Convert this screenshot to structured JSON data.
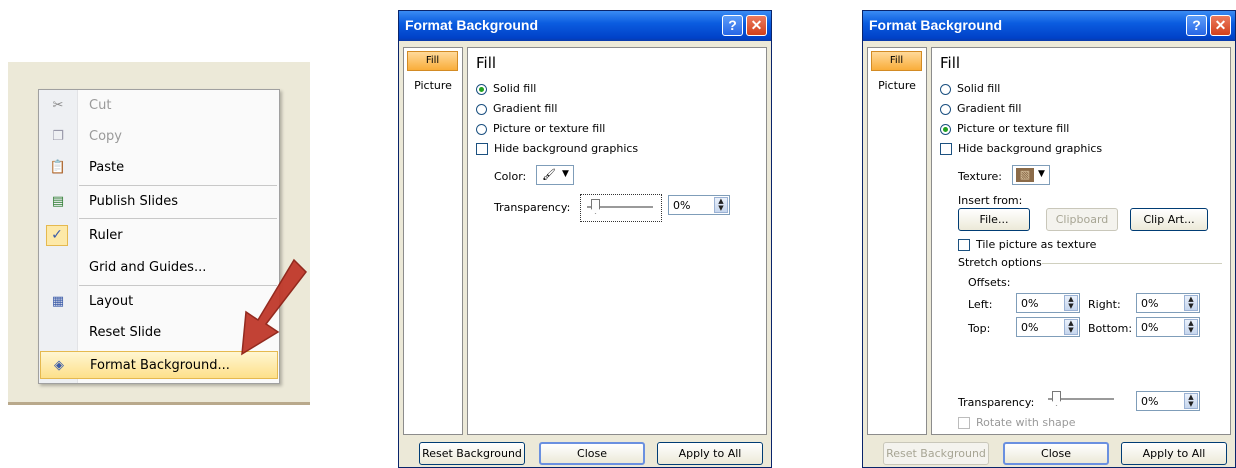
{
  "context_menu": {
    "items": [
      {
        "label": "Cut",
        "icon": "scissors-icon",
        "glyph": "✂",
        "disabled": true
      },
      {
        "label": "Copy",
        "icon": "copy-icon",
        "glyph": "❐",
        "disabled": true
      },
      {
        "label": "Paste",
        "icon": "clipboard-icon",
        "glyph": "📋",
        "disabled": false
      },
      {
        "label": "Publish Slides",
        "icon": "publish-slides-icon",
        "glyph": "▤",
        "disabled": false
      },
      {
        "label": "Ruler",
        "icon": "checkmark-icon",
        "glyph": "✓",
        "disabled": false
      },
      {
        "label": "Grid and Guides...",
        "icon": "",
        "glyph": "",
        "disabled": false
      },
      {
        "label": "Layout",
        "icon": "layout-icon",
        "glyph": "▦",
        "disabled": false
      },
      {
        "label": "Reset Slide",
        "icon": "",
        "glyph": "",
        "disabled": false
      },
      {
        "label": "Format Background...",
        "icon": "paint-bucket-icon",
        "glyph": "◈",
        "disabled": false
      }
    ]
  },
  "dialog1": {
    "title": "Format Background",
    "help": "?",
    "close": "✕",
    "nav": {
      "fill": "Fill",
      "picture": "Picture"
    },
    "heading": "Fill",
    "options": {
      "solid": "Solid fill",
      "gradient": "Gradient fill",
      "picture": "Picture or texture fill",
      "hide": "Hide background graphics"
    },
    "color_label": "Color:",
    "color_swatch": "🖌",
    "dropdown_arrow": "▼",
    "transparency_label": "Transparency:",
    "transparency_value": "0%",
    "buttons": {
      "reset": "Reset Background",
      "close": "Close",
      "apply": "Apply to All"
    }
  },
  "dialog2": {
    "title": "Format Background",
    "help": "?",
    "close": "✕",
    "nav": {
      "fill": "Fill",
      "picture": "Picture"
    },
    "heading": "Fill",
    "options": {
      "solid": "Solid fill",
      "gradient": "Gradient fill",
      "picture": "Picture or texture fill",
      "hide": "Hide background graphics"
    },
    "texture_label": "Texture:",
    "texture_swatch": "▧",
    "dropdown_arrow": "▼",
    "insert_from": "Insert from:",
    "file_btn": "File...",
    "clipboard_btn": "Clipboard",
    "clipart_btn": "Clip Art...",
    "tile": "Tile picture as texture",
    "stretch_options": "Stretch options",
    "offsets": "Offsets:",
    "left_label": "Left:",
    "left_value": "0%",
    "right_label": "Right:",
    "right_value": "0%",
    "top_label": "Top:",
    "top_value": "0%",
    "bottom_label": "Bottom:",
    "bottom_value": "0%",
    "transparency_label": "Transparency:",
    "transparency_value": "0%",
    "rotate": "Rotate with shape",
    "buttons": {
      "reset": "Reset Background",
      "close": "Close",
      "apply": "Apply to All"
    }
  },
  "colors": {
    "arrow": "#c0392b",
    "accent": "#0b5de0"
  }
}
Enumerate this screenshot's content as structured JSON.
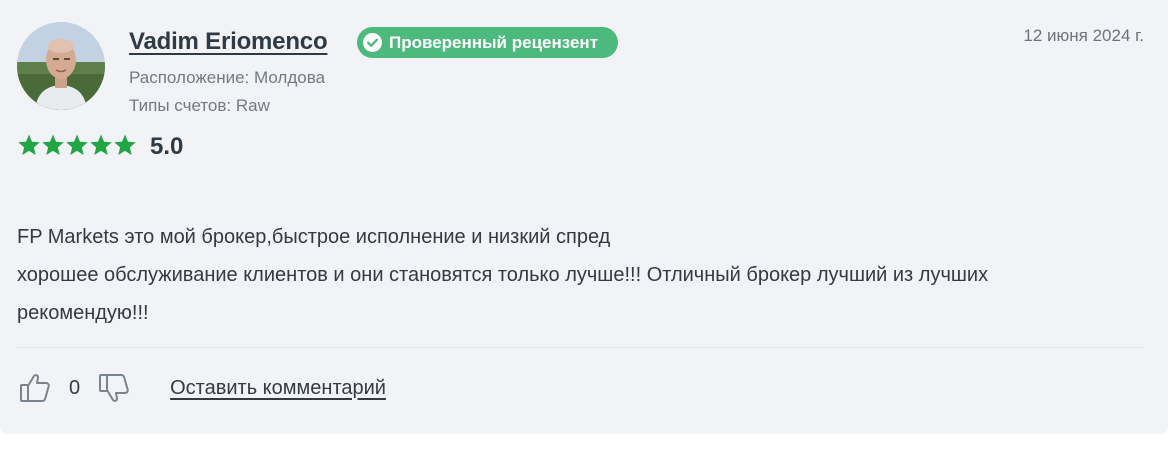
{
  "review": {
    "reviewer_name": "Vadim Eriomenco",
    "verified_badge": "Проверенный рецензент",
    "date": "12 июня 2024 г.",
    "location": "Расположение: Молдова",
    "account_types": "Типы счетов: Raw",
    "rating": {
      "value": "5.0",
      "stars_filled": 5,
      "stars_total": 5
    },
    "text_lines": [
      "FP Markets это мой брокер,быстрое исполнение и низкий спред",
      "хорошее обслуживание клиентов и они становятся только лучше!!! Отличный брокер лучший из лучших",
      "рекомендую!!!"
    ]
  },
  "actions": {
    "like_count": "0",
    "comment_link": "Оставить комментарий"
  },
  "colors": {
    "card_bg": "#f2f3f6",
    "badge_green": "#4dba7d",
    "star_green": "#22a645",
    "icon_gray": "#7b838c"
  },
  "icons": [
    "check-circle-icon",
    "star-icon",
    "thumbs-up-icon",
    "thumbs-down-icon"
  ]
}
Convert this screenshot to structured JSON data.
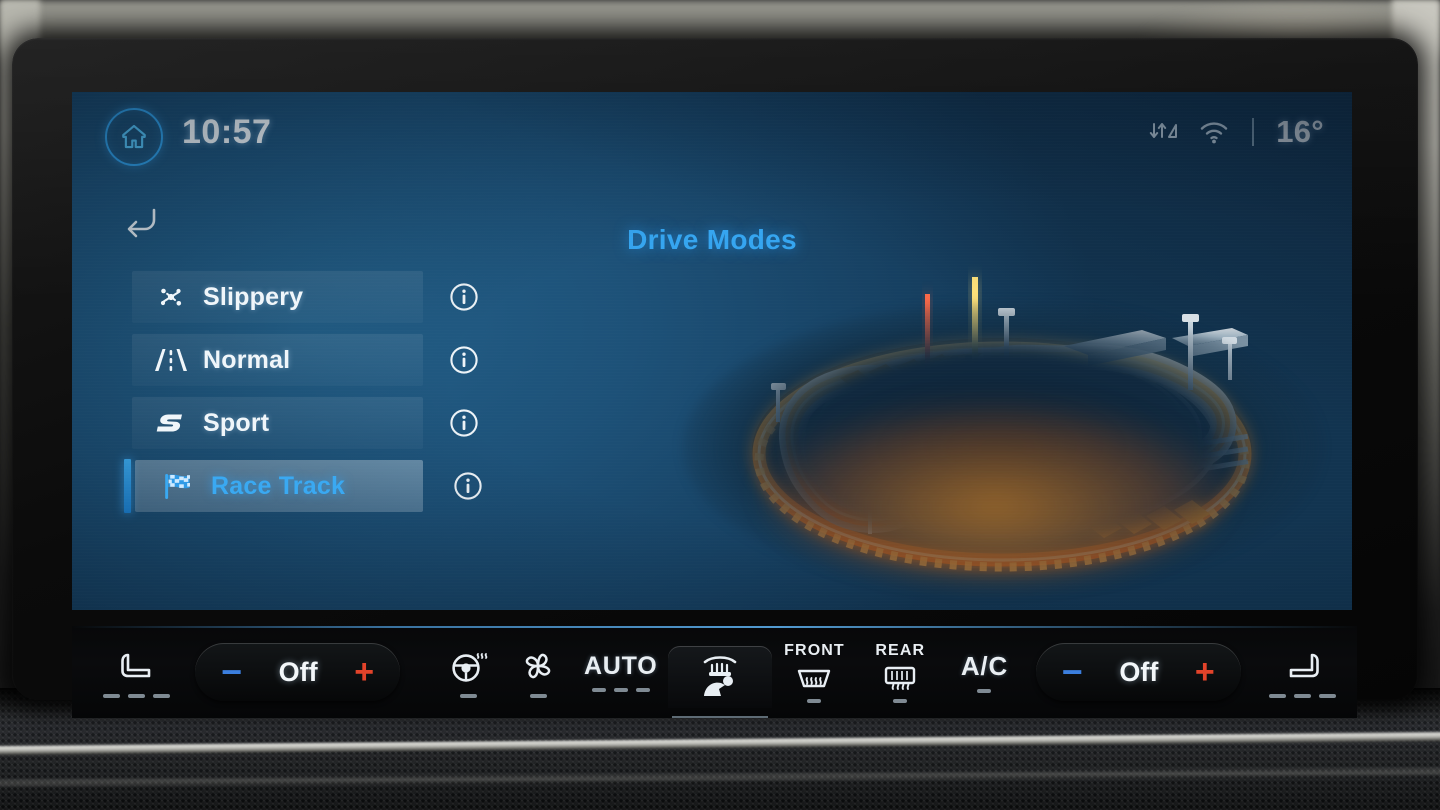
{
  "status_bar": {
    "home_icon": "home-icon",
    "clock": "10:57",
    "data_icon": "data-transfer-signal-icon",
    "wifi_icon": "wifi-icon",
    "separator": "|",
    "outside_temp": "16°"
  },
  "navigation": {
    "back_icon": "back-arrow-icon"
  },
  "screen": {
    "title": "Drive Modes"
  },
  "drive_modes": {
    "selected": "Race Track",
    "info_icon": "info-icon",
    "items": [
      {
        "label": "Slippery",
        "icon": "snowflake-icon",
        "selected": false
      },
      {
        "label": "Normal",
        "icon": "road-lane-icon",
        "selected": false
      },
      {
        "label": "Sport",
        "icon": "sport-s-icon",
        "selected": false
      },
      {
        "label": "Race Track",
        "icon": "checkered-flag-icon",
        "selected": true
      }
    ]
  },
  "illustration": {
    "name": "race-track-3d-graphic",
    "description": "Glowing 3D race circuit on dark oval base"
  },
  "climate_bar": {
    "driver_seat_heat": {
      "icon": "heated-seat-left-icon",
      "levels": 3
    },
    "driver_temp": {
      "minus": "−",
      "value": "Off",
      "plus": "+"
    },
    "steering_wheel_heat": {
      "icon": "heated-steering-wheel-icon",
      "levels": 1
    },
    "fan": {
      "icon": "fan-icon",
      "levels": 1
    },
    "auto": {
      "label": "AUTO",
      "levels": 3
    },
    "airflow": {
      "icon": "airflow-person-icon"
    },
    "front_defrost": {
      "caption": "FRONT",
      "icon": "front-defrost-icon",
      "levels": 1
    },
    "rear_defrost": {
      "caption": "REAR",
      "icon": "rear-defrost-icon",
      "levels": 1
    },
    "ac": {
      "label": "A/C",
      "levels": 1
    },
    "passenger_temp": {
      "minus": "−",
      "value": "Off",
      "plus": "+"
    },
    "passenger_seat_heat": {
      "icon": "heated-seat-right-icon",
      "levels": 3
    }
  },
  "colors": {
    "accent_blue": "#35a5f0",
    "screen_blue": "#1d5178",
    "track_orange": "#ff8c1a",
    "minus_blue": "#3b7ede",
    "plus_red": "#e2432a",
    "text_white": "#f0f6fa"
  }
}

....

» **WHAT IS REQUIRED**: The records above must be transcribed exactly. Pictures are left out of the copy.

» **FULL SOLUTION**:
Convert this screenshot to structured JSON data.
{
  "context_menu": {
    "items": [
      {
        "label": "Cut",
        "icon": "scissors-icon",
        "glyph": "✂",
        "disabled": true
      },
      {
        "label": "Copy",
        "icon": "copy-icon",
        "glyph": "❐",
        "disabled": true
      },
      {
        "label": "Paste",
        "icon": "clipboard-icon",
        "glyph": "📋",
        "disabled": false
      },
      {
        "label": "Publish Slides",
        "icon": "publish-slides-icon",
        "glyph": "▤",
        "disabled": false
      },
      {
        "label": "Ruler",
        "icon": "checkmark-icon",
        "glyph": "✓",
        "disabled": false
      },
      {
        "label": "Grid and Guides...",
        "icon": "",
        "glyph": "",
        "disabled": false
      },
      {
        "label": "Layout",
        "icon": "layout-icon",
        "glyph": "▦",
        "disabled": false
      },
      {
        "label": "Reset Slide",
        "icon": "",
        "glyph": "",
        "disabled": false
      },
      {
        "label": "Format Background...",
        "icon": "paint-bucket-icon",
        "glyph": "◈",
        "disabled": false
      }
    ]
  },
  "dialog1": {
    "title": "Format Background",
    "help": "?",
    "close": "✕",
    "nav": {
      "fill": "Fill",
      "picture": "Picture"
    },
    "heading": "Fill",
    "options": {
      "solid": "Solid fill",
      "gradient": "Gradient fill",
      "picture": "Picture or texture fill",
      "hide": "Hide background graphics"
    },
    "color_label": "Color:",
    "color_swatch": "🖌",
    "dropdown_arrow": "▼",
    "transparency_label": "Transparency:",
    "transparency_value": "0%",
    "buttons": {
      "reset": "Reset Background",
      "close": "Close",
      "apply": "Apply to All"
    }
  },
  "dialog2": {
    "title": "Format Background",
    "help": "?",
    "close": "✕",
    "nav": {
      "fill": "Fill",
      "picture": "Picture"
    },
    "heading": "Fill",
    "options": {
      "solid": "Solid fill",
      "gradient": "Gradient fill",
      "picture": "Picture or texture fill",
      "hide": "Hide background graphics"
    },
    "texture_label": "Texture:",
    "texture_swatch": "▧",
    "dropdown_arrow": "▼",
    "insert_from": "Insert from:",
    "file_btn": "File...",
    "clipboard_btn": "Clipboard",
    "clipart_btn": "Clip Art...",
    "tile": "Tile picture as texture",
    "stretch_options": "Stretch options",
    "offsets": "Offsets:",
    "left_label": "Left:",
    "left_value": "0%",
    "right_label": "Right:",
    "right_value": "0%",
    "top_label": "Top:",
    "top_value": "0%",
    "bottom_label": "Bottom:",
    "bottom_value": "0%",
    "transparency_label": "Transparency:",
    "transparency_value": "0%",
    "rotate": "Rotate with shape",
    "buttons": {
      "reset": "Reset Background",
      "close": "Close",
      "apply": "Apply to All"
    }
  },
  "colors": {
    "arrow": "#c0392b",
    "accent": "#0b5de0"
  }
}
Enumerate this screenshot's content as structured JSON.
{
  "review": {
    "reviewer_name": "Vadim Eriomenco",
    "verified_badge": "Проверенный рецензент",
    "date": "12 июня 2024 г.",
    "location": "Расположение: Молдова",
    "account_types": "Типы счетов: Raw",
    "rating": {
      "value": "5.0",
      "stars_filled": 5,
      "stars_total": 5
    },
    "text_lines": [
      "FP Markets это мой брокер,быстрое исполнение и низкий спред",
      "хорошее обслуживание клиентов и они становятся только лучше!!! Отличный брокер лучший из лучших",
      "рекомендую!!!"
    ]
  },
  "actions": {
    "like_count": "0",
    "comment_link": "Оставить комментарий"
  },
  "colors": {
    "card_bg": "#f2f3f6",
    "badge_green": "#4dba7d",
    "star_green": "#22a645",
    "icon_gray": "#7b838c"
  },
  "icons": [
    "check-circle-icon",
    "star-icon",
    "thumbs-up-icon",
    "thumbs-down-icon"
  ]
}
Convert this screenshot to structured JSON data.
{
  "status_bar": {
    "home_icon": "home-icon",
    "clock": "10:57",
    "data_icon": "data-transfer-signal-icon",
    "wifi_icon": "wifi-icon",
    "separator": "|",
    "outside_temp": "16°"
  },
  "navigation": {
    "back_icon": "back-arrow-icon"
  },
  "screen": {
    "title": "Drive Modes"
  },
  "drive_modes": {
    "selected": "Race Track",
    "info_icon": "info-icon",
    "items": [
      {
        "label": "Slippery",
        "icon": "snowflake-icon",
        "selected": false
      },
      {
        "label": "Normal",
        "icon": "road-lane-icon",
        "selected": false
      },
      {
        "label": "Sport",
        "icon": "sport-s-icon",
        "selected": false
      },
      {
        "label": "Race Track",
        "icon": "checkered-flag-icon",
        "selected": true
      }
    ]
  },
  "illustration": {
    "name": "race-track-3d-graphic",
    "description": "Glowing 3D race circuit on dark oval base"
  },
  "climate_bar": {
    "driver_seat_heat": {
      "icon": "heated-seat-left-icon",
      "levels": 3
    },
    "driver_temp": {
      "minus": "−",
      "value": "Off",
      "plus": "+"
    },
    "steering_wheel_heat": {
      "icon": "heated-steering-wheel-icon",
      "levels": 1
    },
    "fan": {
      "icon": "fan-icon",
      "levels": 1
    },
    "auto": {
      "label": "AUTO",
      "levels": 3
    },
    "airflow": {
      "icon": "airflow-person-icon"
    },
    "front_defrost": {
      "caption": "FRONT",
      "icon": "front-defrost-icon",
      "levels": 1
    },
    "rear_defrost": {
      "caption": "REAR",
      "icon": "rear-defrost-icon",
      "levels": 1
    },
    "ac": {
      "label": "A/C",
      "levels": 1
    },
    "passenger_temp": {
      "minus": "−",
      "value": "Off",
      "plus": "+"
    },
    "passenger_seat_heat": {
      "icon": "heated-seat-right-icon",
      "levels": 3
    }
  },
  "colors": {
    "accent_blue": "#35a5f0",
    "screen_blue": "#1d5178",
    "track_orange": "#ff8c1a",
    "minus_blue": "#3b7ede",
    "plus_red": "#e2432a",
    "text_white": "#f0f6fa"
  }
}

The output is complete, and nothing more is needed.